Figure dataset records
— BEGIN —
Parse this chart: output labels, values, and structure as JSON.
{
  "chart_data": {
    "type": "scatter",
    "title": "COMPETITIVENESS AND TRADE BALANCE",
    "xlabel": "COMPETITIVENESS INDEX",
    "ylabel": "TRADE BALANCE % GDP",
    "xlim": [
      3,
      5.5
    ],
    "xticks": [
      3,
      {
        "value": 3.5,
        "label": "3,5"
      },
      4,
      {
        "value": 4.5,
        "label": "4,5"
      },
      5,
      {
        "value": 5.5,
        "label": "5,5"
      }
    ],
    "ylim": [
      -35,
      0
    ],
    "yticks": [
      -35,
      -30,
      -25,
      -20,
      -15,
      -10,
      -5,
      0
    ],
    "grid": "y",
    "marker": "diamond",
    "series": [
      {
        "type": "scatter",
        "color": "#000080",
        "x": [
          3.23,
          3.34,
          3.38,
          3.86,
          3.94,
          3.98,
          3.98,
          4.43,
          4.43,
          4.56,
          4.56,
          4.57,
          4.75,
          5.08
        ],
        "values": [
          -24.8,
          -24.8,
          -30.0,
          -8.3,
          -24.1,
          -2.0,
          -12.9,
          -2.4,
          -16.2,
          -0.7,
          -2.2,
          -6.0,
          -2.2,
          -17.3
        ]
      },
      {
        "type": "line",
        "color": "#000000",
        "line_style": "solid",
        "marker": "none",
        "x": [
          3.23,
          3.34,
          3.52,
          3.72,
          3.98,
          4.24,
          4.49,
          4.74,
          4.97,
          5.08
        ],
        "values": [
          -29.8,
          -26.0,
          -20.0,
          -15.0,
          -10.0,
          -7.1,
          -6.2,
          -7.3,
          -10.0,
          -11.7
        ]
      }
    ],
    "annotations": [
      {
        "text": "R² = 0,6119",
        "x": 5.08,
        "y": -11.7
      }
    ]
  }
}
— END —
Written task
Reproduce the entire listing word for word.

Right answer
Parse this chart: output labels, values, and structure as JSON.
{
  "chart_data": {
    "type": "scatter",
    "title": "COMPETITIVENESS AND TRADE BALANCE",
    "xlabel": "COMPETITIVENESS INDEX",
    "ylabel": "TRADE BALANCE % GDP",
    "xlim": [
      3,
      5.5
    ],
    "xticks": [
      3,
      {
        "value": 3.5,
        "label": "3,5"
      },
      4,
      {
        "value": 4.5,
        "label": "4,5"
      },
      5,
      {
        "value": 5.5,
        "label": "5,5"
      }
    ],
    "ylim": [
      -35,
      0
    ],
    "yticks": [
      -35,
      -30,
      -25,
      -20,
      -15,
      -10,
      -5,
      0
    ],
    "grid": "y",
    "marker": "diamond",
    "series": [
      {
        "type": "scatter",
        "color": "#000080",
        "x": [
          3.23,
          3.34,
          3.38,
          3.86,
          3.94,
          3.98,
          3.98,
          4.43,
          4.43,
          4.56,
          4.56,
          4.57,
          4.75,
          5.08
        ],
        "values": [
          -24.8,
          -24.8,
          -30.0,
          -8.3,
          -24.1,
          -2.0,
          -12.9,
          -2.4,
          -16.2,
          -0.7,
          -2.2,
          -6.0,
          -2.2,
          -17.3
        ]
      },
      {
        "type": "line",
        "color": "#000000",
        "line_style": "solid",
        "marker": "none",
        "x": [
          3.23,
          3.34,
          3.52,
          3.72,
          3.98,
          4.24,
          4.49,
          4.74,
          4.97,
          5.08
        ],
        "values": [
          -29.8,
          -26.0,
          -20.0,
          -15.0,
          -10.0,
          -7.1,
          -6.2,
          -7.3,
          -10.0,
          -11.7
        ]
      }
    ],
    "annotations": [
      {
        "text": "R² = 0,6119",
        "x": 5.08,
        "y": -11.7
      }
    ]
  }
}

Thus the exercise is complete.